> **Data provided**

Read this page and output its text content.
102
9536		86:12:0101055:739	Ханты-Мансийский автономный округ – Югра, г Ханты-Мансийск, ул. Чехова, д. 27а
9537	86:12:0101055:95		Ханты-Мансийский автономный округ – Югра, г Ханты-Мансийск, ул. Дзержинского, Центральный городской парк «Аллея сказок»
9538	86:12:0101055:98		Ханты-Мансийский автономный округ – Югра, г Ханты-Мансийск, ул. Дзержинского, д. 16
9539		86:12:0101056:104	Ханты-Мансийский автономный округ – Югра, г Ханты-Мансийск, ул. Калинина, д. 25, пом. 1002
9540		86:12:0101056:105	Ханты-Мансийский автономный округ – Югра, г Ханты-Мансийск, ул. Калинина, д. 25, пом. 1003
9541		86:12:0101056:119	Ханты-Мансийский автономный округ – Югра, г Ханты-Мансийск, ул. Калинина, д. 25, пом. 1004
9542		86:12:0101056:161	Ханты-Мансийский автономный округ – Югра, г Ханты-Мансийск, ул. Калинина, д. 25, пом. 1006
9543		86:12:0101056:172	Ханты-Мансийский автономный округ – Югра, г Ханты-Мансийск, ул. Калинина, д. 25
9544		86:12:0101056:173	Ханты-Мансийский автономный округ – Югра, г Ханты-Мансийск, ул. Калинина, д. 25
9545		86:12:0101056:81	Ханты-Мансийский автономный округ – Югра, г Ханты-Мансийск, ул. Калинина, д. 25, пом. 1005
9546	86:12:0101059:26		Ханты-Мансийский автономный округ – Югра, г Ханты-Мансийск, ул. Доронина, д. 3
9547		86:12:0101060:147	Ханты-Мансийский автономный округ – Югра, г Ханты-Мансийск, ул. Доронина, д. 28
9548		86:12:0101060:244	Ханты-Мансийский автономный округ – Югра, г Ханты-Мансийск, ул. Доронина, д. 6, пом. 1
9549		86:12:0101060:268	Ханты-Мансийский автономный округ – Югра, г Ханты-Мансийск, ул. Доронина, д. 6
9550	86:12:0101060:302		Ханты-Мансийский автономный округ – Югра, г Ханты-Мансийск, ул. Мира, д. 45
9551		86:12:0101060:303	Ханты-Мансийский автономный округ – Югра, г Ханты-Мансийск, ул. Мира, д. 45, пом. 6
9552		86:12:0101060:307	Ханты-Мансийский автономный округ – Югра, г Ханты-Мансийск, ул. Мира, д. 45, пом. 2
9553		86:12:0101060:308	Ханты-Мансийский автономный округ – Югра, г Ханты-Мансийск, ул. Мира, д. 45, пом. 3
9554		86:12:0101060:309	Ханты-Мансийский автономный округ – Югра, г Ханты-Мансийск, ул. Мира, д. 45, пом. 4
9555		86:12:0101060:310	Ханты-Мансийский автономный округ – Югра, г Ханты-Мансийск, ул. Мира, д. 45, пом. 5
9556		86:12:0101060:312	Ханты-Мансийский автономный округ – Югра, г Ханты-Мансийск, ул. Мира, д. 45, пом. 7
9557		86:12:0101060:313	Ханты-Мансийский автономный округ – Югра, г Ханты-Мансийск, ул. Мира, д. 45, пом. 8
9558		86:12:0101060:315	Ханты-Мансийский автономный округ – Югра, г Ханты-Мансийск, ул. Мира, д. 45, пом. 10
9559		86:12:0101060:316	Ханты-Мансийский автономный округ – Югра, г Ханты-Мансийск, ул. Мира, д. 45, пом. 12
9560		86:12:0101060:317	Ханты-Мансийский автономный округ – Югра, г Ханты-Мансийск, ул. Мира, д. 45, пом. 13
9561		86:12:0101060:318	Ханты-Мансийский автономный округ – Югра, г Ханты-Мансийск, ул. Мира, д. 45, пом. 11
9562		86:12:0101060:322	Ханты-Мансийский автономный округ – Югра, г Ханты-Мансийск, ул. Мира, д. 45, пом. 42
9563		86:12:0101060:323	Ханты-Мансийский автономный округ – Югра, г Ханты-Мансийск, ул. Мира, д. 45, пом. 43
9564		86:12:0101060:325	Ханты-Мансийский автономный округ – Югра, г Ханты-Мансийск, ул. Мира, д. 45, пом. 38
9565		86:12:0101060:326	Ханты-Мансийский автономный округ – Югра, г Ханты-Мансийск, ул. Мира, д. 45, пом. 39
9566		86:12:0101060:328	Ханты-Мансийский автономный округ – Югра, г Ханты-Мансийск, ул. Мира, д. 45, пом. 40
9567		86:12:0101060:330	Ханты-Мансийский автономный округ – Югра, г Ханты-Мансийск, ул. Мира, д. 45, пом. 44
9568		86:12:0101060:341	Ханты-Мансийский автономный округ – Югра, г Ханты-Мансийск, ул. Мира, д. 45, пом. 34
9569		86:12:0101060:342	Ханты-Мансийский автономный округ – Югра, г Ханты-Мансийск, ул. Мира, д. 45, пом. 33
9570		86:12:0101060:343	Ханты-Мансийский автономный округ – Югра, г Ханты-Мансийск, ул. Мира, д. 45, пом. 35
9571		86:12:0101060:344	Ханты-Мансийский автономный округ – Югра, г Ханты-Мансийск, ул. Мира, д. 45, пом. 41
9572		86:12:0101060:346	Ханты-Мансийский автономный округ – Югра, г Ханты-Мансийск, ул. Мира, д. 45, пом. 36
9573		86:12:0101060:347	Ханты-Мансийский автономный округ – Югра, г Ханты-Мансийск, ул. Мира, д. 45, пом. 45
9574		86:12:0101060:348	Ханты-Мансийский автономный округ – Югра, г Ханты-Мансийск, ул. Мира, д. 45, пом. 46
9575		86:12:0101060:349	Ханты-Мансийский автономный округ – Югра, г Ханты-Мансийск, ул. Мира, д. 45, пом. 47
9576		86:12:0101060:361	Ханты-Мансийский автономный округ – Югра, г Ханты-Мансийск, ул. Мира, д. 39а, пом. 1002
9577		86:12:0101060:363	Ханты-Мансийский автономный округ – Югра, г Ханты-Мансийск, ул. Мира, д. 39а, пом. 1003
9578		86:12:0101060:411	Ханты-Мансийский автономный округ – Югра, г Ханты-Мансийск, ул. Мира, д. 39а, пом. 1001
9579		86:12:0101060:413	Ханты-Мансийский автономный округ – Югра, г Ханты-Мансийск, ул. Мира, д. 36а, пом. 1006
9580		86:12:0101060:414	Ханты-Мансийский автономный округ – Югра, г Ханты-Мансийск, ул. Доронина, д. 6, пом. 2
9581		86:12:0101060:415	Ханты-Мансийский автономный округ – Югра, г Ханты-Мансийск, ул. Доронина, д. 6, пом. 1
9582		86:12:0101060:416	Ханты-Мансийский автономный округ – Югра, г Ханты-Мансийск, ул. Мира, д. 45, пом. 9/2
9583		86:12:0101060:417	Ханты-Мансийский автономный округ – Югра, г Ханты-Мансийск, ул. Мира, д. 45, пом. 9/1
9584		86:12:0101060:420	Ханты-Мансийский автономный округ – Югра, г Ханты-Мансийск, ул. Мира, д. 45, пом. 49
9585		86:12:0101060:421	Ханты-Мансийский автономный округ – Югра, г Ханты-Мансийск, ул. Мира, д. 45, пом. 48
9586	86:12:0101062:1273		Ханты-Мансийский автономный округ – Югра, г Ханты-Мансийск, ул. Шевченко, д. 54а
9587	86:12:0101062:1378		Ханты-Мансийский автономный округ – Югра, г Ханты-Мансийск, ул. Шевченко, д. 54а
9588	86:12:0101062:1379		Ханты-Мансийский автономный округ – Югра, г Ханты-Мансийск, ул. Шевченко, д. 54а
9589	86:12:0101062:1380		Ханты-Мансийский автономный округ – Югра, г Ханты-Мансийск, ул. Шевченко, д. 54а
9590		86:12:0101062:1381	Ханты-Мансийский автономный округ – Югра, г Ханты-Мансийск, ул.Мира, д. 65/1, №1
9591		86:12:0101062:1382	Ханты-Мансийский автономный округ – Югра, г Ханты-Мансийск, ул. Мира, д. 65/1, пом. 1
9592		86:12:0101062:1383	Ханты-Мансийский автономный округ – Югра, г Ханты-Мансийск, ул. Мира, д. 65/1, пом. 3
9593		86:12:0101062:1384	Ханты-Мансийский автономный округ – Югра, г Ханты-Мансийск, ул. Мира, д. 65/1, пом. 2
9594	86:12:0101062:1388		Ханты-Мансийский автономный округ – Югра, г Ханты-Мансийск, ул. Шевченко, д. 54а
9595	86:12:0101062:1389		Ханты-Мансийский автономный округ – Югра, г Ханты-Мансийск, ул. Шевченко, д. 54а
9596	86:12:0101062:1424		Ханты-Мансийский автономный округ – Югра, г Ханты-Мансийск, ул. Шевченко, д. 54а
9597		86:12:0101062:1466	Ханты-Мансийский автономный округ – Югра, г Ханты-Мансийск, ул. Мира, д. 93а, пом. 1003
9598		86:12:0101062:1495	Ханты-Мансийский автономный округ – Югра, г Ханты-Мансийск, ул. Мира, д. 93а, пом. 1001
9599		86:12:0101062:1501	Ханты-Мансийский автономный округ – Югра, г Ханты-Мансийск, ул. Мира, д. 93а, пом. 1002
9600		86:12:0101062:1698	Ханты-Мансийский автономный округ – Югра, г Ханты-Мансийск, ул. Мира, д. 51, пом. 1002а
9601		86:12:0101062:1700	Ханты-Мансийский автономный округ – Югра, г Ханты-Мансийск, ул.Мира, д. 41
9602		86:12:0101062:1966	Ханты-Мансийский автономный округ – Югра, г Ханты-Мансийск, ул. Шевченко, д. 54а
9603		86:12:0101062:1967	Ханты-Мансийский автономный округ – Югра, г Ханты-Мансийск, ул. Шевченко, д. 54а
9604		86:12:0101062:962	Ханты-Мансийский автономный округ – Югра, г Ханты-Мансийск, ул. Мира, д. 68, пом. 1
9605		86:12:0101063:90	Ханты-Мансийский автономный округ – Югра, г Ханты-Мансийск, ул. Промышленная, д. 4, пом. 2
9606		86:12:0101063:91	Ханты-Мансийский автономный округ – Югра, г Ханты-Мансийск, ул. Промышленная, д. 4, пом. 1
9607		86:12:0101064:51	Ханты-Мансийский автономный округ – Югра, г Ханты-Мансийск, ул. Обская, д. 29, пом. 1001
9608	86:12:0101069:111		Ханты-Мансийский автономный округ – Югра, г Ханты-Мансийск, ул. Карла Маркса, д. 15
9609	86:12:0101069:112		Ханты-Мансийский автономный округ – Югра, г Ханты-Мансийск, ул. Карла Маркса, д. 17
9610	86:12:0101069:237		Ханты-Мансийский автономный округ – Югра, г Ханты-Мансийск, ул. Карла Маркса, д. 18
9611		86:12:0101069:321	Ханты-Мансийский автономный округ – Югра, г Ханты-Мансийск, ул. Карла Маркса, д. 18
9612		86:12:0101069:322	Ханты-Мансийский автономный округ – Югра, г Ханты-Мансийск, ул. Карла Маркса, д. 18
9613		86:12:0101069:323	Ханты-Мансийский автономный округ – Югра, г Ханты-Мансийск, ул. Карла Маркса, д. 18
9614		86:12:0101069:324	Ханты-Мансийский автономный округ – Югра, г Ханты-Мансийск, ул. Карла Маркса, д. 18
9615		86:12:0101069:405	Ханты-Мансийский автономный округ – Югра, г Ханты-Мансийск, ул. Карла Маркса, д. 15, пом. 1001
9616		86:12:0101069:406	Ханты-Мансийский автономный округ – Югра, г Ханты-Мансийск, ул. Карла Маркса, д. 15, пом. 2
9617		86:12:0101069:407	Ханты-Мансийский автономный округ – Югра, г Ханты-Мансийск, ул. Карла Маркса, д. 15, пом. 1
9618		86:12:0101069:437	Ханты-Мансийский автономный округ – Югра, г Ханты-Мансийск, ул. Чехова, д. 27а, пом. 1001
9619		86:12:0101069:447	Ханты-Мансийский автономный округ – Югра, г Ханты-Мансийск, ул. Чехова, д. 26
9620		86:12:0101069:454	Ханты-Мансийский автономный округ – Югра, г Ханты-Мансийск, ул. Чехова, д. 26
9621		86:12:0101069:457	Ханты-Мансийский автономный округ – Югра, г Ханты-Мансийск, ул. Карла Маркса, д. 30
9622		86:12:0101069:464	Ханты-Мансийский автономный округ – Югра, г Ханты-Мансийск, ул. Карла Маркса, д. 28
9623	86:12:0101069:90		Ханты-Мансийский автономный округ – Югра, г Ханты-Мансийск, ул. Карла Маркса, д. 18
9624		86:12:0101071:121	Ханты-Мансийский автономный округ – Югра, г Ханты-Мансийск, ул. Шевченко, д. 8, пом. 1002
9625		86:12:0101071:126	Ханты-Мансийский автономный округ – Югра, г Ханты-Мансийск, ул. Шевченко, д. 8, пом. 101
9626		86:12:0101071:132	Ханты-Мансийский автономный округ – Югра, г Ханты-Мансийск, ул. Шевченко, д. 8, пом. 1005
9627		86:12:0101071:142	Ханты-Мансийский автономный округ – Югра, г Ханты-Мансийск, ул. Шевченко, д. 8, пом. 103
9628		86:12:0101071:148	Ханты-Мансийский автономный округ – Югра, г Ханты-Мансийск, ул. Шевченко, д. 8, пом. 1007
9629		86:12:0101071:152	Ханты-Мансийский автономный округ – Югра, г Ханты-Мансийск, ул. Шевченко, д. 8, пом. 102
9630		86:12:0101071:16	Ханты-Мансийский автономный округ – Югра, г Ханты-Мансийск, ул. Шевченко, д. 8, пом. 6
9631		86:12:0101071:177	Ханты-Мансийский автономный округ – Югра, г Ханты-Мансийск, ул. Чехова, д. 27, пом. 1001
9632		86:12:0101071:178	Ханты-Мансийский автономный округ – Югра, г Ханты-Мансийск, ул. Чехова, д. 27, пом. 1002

> **What you have to do**
Among the entries, how many lines contain the string "Чехова"? Give the number without anything else.

> **Task result**
6